SHORT EXERCISE 1 - Reproduce the rows verbatim, from the line with "Patent image size: (1353, 1084)." through the line with "The signal 460 is at (1017, 272).", including both of those lines.

SOURCE EXTRACT -
━━━━━━━━━━━━━━━━

All that is probably just worry for nothing, I haven't even met the adjuster yet. I know Allstate is a very good company to deal with, so I should be OK. I am very impressed with their response thus far. They were out within 2 hours, and when I went in there this afternoon, the place is pretty darn dry.

I am going to try to look at this like a few of you have suggested, this will be a time to re-do some things I wasn't happy with before and clean and organize everything. And probably replace a few items as well.

PS: To give an idea of the amount of water that was sprayed into my shop, I have a 33 gallon trash can that was located about 12 ft. from the source of the leak. It has about 16" of water in it!!!

Thanks a billion Y'all,
Steve


----------



## leehljp (May 18, 2008)

Steve,

Keep us posted as to how the adjuster/adjustment works out. Thanks for being kind enough to post this.


----------



## Russianwolf (May 18, 2008)

One more thought, start finding out how much replacement motors are for the big tools. In most cases that's the only part that can't be fixed with water damage.


----------



## monkeynutz (May 18, 2008)

Man, this incident takes suckage to a new level...  Only observation I can offer beyond what already has been mentioned is that you may get some gratification shopping for *new tools* to replace those that cannot be made right.  Hope you get whole again soon!


----------



## Fred (May 19, 2008)

Steve,  just sent you a PM about this.

I suggested the generous us of WD-40 to him. I had a similar disaster several years ago and WD-40 - about 4 gallons of the stuff really saved by shop and all my tools. WD = Water Displacement and the 40 is the 40th formula they tried that actually worked. The stuff is an amazing water treatment. Expensive but definitely worth it.

I have polished my lathe's ways with a sanded using WD-40 as a lubricant. Try it you just might be surprised as to the benefits. Polish and wipe clean all your metal parts and surfaces. Also, polish the tabletop of your drill pres and table saws. Sure improves on the wood's ability to move around with your help. Again, polish and wipe excess off really well to prevent staining of any wood surfaces.


----------



## palmermethod (May 19, 2008)

> _Originally posted by follow3_
> 
> Thanks Everyone,
> 
> ...



Steve, you are perfectly within your rights to have your own adjuster review the damage. Then they and your insurer can sort out the differences but the bottom line is the best possible settlement for you. Good luck on a bad situation.


----------



## thewishman (May 19, 2008)

That was a quick response! Hope the rest of the process goes as well. No drying advice from me - just best wishes on a fair and swift settlement, so you can get back to using your shop again.

Chris


----------



## follow3 (May 19, 2008)

That is interesting. I never knew you could do that. Where would I find an adjuster to come check it out?

I am hoping that I will not need to do anything drastic. Allstate has been great so far. We have been with them for over 12 years without a claim, so hopefully that will help. But just in case, I wouldn't mind getting a second opinion. I am just afraid the adjuster is going to say...just clean them up with steel wool and they are ok. I know they will work now, I just worry about the future of the motors, wiring, gears and bearings.

━━━━━━━━━━━━━━━━

[Extracted rows]
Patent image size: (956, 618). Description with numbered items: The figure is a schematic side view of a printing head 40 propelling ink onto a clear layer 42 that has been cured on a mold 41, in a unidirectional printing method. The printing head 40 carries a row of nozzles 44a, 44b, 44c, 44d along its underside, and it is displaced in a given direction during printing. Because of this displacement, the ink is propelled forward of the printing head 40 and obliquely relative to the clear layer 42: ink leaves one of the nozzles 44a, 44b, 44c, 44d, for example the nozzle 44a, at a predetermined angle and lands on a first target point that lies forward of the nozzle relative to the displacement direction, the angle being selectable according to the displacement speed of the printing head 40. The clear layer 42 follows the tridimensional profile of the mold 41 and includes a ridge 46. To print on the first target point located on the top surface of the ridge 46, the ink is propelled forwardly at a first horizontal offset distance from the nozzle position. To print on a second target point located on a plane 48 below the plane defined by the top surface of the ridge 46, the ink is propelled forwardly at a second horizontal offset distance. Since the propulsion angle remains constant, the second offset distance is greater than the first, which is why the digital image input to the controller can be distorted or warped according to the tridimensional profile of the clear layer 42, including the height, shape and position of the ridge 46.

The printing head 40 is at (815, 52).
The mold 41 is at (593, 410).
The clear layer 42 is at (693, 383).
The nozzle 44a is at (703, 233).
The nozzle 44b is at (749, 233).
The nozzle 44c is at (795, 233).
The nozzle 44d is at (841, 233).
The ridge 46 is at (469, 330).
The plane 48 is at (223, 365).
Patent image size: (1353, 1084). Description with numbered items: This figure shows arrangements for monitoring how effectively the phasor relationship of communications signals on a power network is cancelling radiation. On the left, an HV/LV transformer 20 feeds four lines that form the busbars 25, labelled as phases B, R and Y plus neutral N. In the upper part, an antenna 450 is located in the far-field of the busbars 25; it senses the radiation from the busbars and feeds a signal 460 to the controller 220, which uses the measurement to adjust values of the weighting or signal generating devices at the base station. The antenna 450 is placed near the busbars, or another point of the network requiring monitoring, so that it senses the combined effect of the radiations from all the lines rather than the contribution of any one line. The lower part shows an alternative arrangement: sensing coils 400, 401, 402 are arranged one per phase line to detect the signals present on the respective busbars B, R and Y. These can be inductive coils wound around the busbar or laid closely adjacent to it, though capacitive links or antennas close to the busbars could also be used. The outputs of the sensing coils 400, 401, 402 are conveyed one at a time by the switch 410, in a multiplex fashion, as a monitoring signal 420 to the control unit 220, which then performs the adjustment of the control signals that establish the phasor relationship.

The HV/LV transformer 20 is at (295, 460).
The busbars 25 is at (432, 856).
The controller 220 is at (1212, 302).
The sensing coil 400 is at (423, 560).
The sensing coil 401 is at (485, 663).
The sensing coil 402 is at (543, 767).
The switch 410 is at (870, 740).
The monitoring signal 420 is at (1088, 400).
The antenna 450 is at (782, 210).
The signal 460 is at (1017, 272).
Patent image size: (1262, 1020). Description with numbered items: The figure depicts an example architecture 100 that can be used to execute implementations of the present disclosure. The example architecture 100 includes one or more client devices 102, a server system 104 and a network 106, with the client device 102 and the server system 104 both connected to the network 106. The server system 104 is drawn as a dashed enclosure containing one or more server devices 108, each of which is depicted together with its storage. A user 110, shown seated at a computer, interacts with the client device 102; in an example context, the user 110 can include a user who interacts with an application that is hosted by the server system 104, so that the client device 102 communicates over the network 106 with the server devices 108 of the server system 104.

━━━━━━━━━━━━━━━━

SHORT EXERCISE 2 - Carry on the forum thread about the water-flooded shop from the point where it stops.

REPLY 1 -
Patent image size: (1353, 1084). Description with numbered items: This figure shows arrangements for monitoring how effectively the phasor relationship of communications signals on a power network is cancelling radiation. On the left, an HV/LV transformer 20 feeds four lines that form the busbars 25, labelled as phases B, R and Y plus neutral N. In the upper part, an antenna 450 is located in the far-field of the busbars 25; it senses the radiation from the busbars and feeds a signal 460 to the controller 220, which uses the measurement to adjust values of the weighting or signal generating devices at the base station. The antenna 450 is placed near the busbars, or another point of the network requiring monitoring, so that it senses the combined effect of the radiations from all the lines rather than the contribution of any one line. The lower part shows an alternative arrangement: sensing coils 400, 401, 402 are arranged one per phase line to detect the signals present on the respective busbars B, R and Y. These can be inductive coils wound around the busbar or laid closely adjacent to it, though capacitive links or antennas close to the busbars could also be used. The outputs of the sensing coils 400, 401, 402 are conveyed one at a time by the switch 410, in a multiplex fashion, as a monitoring signal 420 to the control unit 220, which then performs the adjustment of the control signals that establish the phasor relationship.

The HV/LV transformer 20 is at (295, 460).
The busbars 25 is at (432, 856).
The controller 220 is at (1212, 302).
The sensing coil 400 is at (423, 560).
The sensing coil 401 is at (485, 663).
The sensing coil 402 is at (543, 767).
The switch 410 is at (870, 740).
The monitoring signal 420 is at (1088, 400).
The antenna 450 is at (782, 210).
The signal 460 is at (1017, 272).

REPLY 2 -
They came in today and cut out some of the drywall and removed the insulation and have blowers blowing into the holes. The dehumidifiers are still running as well.

Steve



> _Originally posted by palmermethod_
> 
> 
> 
> ...


----------



## GBusardo (May 19, 2008)

> _Originally posted by follow3_
> 
> 
> 
> ...



Steve,  This line really hit me like a ton of bricks.   A few years back,  my fishing tackle box was robbed out of my truck. Yes, most everything can be replaced, but there were some lures and tackle in there my dad had given me some 40 years ago. To this day I feel sick thinking about it.  It's the same in the shop, you may have things in there that can never be replaced, maybe an old pair of pliers that grandpa had given you.  Anyways, I hope things work out for you, I know you have hours and hours worth of work ahead of you. 
All my best.


----------



## sdemars (May 20, 2008)

Go to Lowe's & get a 75 pint a day Whirlpool dehumidifier. I have one in my shop (20' x 22' x 10' ceiling). Hook up the hose drain out side and set it to MAX dry. Within 24 hours of that you will see the difference. It will help everything dry faster, remove the possibility of oder caused by moisture & MOLD. By the way, I live in Louisiana. I've worked as a CAT adjuster for 7 hurricanes, I can assure you, upon entering homes that ran a dehumidifier like was suggested by the clean-up pros and those that did not, you could definitely tell the difference.


----------



## Ozzy (May 21, 2008)

I am very sorry to hear that, that totally sucks.


----------



## Mather323 (May 21, 2008)

Sorry to hear about your shop.


----------



## follow3 (May 21, 2008)

Hey Everyone,

Latest update:

I met with the insurance adjuster today. I think it went well. He was only concerned with the damage to the structure and fixtures:
Repairs to drywall, insulation, paint and also replacing a large built in work bench with drawers.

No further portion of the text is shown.